In a methodological sense, it is recommended that future studies of this nature include opinions from groups other than program directors such as students, applicants, and alumni to gain an understanding of different views and perceptions of the DrPH degree and training. In addition, interviews with CEPH officials would provide their opinions and expectations for the DrPH degree including a clearer concept of the distinction between DrPH and PhD programs. From the quantitative point of view, more people are entering the field of public health, either to acquire skills or advance their skills to take on the highly complex public health challenges of the day. From the qualitative point of view, DrPH programs are not only training these professionals to acknowledge core competencies but also striving to maintain the academic freedom, build unique curriculums, and meet specific areas of public health. The core competencies of the DrPH will prepare the candidate for the application of knowledge in addition to the generation of knowledge resulting in a uniquely well rounded and prepared professional who leads critical public health programs of the future.


In the United States, the effort to confirm the clear identity of the DrPH education has not been completed in over 100 years. How should DrPH program train a well-balanced, educated public health workforce that established both academic and practical skills? Should each academic institution interpret adopt the DrPH program in the same way? Here are a few recommendations for a further development of DrPH education. First, DrPH education should focus on applied social science to promptly address complex humanitarian emergencies in real life. Second, a DrPH degree should increase the brand awareness as a practice-based terminal degree and establish a unique identity and its purpose, which should be distinct from a PhD degree. Third, beyond satisfying the CEPH criteria of leadership and governance, the DrPH program should be designed to train students practically to help them gain a higher level of leadership skills that are highly applicable on the ground. Fourth, a DrPH degree should train a generalist or a researcher-practitioner who mainly focuses on practice and application of various aspect of public health with a deep knowledge of research. Fifth, CEPH should provide clearer curriculum guidance on how to differentiate a DrPH degree from a PhD degree so that all faculty from DrPH programs have a better sense of mentoring DrPH students in the right direction. Last but not least, DrPH curriculum should be further standardized across the country, so everyone can understand a clear, overarching goal of a DrPH degree.

▸ Assigned task A
According to the text on DrPH education, interviews with whom would give a clearer concept of the distinction between DrPH and PhD programs?
▸ Assigned task B
Say whether each statement agrees with the text on DrPH education, giving yes or no and quoting the deciding words: (i) In the United States, the effort to confirm the identity of DrPH education has been completed. (ii) DrPH education should focus on applied social science. (iii) Future studies should gather opinions only from program directors.
▸ Assigned task C
Carry on the text on DrPH education from its final sentence.
The data play no part in what follows.

▸ Given data
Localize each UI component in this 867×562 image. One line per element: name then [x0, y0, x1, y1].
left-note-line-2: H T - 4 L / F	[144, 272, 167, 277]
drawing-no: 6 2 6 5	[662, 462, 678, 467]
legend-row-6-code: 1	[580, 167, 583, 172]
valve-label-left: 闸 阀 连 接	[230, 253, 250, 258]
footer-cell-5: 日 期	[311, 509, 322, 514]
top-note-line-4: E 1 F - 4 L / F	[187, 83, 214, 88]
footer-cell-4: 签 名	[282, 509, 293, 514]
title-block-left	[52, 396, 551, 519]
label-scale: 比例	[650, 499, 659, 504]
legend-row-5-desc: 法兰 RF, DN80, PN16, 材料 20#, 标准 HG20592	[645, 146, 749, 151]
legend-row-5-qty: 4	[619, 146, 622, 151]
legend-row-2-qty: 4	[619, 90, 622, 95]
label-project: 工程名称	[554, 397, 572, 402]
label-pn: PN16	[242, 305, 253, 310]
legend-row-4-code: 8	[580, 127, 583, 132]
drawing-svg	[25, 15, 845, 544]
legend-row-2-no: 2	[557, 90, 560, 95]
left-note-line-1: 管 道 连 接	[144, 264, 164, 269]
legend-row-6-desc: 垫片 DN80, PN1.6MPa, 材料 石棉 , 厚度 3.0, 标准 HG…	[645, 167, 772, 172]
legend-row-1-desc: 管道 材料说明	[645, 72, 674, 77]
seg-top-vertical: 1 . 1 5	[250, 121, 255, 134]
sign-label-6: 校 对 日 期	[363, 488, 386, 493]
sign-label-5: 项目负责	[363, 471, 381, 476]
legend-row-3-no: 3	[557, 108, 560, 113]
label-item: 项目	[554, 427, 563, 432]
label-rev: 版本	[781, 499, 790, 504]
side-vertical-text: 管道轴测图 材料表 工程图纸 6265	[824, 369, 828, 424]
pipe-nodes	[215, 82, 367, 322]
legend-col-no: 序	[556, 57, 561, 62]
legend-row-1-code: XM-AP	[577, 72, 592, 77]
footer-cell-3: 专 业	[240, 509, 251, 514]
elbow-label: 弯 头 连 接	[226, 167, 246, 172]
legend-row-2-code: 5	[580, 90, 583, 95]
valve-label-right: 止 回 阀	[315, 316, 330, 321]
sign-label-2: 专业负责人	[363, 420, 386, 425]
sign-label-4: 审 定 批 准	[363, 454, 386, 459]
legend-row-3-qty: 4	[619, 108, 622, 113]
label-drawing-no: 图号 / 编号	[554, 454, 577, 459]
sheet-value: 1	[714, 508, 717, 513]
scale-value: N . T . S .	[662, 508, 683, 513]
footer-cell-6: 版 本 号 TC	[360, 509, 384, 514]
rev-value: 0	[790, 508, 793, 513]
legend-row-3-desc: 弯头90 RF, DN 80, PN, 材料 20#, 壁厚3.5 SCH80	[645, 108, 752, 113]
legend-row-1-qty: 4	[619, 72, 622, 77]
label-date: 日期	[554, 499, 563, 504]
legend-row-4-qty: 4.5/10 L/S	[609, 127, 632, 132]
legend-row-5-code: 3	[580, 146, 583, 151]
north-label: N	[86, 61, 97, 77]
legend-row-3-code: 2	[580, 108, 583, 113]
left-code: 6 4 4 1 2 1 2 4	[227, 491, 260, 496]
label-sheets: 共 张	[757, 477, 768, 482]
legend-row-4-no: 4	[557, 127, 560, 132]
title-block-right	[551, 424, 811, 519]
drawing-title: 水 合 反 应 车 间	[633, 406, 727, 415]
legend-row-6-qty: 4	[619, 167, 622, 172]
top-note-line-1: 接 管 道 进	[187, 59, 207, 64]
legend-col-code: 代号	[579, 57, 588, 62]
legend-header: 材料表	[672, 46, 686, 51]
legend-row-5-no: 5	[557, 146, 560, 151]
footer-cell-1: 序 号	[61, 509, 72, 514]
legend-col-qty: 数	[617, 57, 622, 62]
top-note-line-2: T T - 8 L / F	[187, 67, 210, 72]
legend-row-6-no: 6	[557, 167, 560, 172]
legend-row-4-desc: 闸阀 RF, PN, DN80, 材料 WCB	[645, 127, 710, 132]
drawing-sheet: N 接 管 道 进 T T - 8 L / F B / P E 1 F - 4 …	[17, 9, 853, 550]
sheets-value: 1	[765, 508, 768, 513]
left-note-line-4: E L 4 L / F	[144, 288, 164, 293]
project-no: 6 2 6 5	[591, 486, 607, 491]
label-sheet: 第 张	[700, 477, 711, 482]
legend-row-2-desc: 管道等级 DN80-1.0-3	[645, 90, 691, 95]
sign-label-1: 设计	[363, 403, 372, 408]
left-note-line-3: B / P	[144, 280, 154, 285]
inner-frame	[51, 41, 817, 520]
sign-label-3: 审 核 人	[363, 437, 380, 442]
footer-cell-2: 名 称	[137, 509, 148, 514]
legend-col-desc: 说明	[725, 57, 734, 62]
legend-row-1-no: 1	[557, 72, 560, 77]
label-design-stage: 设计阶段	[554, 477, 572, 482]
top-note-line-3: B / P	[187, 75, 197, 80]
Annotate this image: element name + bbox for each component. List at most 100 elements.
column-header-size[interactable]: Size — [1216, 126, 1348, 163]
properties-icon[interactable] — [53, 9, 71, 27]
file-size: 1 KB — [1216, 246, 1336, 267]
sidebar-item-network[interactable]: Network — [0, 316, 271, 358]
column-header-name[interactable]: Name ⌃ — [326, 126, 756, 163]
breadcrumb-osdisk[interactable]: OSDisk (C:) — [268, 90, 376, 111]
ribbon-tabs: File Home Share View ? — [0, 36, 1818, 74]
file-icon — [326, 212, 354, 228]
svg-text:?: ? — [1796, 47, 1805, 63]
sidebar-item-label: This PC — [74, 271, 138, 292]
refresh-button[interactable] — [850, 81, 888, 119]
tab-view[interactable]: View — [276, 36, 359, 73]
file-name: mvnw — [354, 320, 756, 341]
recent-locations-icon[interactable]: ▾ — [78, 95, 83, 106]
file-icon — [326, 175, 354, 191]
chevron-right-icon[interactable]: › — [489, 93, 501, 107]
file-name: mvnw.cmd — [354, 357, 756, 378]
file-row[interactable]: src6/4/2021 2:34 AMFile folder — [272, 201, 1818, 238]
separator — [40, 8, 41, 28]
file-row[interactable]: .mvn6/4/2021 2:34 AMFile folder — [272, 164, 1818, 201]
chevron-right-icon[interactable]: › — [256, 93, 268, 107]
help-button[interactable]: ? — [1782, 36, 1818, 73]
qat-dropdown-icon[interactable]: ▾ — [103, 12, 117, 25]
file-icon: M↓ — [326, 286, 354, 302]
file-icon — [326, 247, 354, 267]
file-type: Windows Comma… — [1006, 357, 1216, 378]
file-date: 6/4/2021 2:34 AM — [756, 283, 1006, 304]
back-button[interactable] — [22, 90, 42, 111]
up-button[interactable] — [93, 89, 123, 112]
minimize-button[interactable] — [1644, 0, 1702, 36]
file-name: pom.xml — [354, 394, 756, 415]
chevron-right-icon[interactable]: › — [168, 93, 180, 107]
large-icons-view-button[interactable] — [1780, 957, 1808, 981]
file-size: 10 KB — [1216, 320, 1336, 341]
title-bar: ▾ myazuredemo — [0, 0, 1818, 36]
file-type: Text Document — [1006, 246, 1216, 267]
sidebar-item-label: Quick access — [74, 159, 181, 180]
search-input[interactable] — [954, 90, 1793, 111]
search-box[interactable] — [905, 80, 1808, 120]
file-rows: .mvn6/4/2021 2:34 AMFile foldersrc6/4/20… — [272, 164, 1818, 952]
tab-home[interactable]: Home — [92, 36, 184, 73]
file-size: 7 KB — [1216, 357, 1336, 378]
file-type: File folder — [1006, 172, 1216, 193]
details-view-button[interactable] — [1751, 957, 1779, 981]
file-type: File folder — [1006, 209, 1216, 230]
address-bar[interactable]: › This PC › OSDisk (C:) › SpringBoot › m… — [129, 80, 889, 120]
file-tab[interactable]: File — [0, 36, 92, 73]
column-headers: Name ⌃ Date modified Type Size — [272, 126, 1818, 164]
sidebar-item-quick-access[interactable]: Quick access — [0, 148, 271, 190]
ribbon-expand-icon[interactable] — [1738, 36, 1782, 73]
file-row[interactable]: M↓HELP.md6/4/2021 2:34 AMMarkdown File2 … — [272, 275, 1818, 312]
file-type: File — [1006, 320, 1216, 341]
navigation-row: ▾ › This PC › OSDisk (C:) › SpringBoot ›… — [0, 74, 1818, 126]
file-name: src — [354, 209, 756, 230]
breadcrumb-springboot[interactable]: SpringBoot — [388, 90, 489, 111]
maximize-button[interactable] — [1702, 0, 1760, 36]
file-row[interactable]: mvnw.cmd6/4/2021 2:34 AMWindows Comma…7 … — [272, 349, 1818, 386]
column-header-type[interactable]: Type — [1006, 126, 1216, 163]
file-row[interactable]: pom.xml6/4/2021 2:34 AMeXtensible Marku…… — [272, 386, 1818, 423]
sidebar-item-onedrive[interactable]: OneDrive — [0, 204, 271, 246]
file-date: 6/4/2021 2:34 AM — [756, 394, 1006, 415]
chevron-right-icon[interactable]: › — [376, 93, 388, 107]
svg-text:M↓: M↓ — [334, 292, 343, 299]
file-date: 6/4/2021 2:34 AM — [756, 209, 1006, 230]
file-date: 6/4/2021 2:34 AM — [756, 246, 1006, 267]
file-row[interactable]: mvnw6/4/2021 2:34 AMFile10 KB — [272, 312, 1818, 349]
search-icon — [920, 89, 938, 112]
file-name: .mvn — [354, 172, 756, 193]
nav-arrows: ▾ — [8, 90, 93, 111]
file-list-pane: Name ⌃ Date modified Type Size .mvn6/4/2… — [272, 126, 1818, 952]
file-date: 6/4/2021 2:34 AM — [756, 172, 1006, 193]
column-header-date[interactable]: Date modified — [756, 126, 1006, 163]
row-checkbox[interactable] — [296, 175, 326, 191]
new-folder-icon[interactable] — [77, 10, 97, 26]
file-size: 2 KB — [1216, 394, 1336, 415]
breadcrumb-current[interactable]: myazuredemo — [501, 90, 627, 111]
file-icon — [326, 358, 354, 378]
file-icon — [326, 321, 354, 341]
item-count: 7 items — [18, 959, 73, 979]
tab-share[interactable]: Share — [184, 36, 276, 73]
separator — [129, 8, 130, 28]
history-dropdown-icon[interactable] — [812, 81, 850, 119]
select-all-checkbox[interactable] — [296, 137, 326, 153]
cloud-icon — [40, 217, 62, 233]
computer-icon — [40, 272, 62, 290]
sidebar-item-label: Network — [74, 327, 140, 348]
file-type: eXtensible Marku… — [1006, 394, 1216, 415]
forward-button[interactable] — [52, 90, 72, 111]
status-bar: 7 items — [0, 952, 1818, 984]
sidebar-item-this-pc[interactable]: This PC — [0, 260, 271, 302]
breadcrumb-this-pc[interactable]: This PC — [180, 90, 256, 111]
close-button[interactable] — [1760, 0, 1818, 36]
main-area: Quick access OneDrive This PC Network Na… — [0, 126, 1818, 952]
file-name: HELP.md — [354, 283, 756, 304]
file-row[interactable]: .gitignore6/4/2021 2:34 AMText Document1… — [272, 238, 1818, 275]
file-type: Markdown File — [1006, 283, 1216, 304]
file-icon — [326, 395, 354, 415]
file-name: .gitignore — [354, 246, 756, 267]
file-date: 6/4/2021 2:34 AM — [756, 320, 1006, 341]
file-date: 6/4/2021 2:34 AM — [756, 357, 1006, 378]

▸ Final answer A
CEPH officials.

▸ Final answer B
(i) No: "the effort to confirm the clear identity of the DrPH education has not been completed in over 100 years"
(ii) Yes: "DrPH education should focus on applied social science"
(iii) No: "include opinions from groups other than program directors such as students, applicants, and alumni"

▸ Final answer C
Supporting information

S1 Table. List of DrPH CEPH-accredited programs in the United States.


S2 Table. Prerequisites and application requirements.


S3 Table. Structure of 28 CEPH-accredited DrPH schools and programs.


S6 Table. Applied practice experience and integrative learning experience.


S7 Table. Required leadership and finance courses.



The authors would like to thank all participants who were willing to share their thoughts and insights about DrPH program in the United States. The authors would like to give special thanks to Dr. John Sandberg who provided a general direction and overarching goal of the research.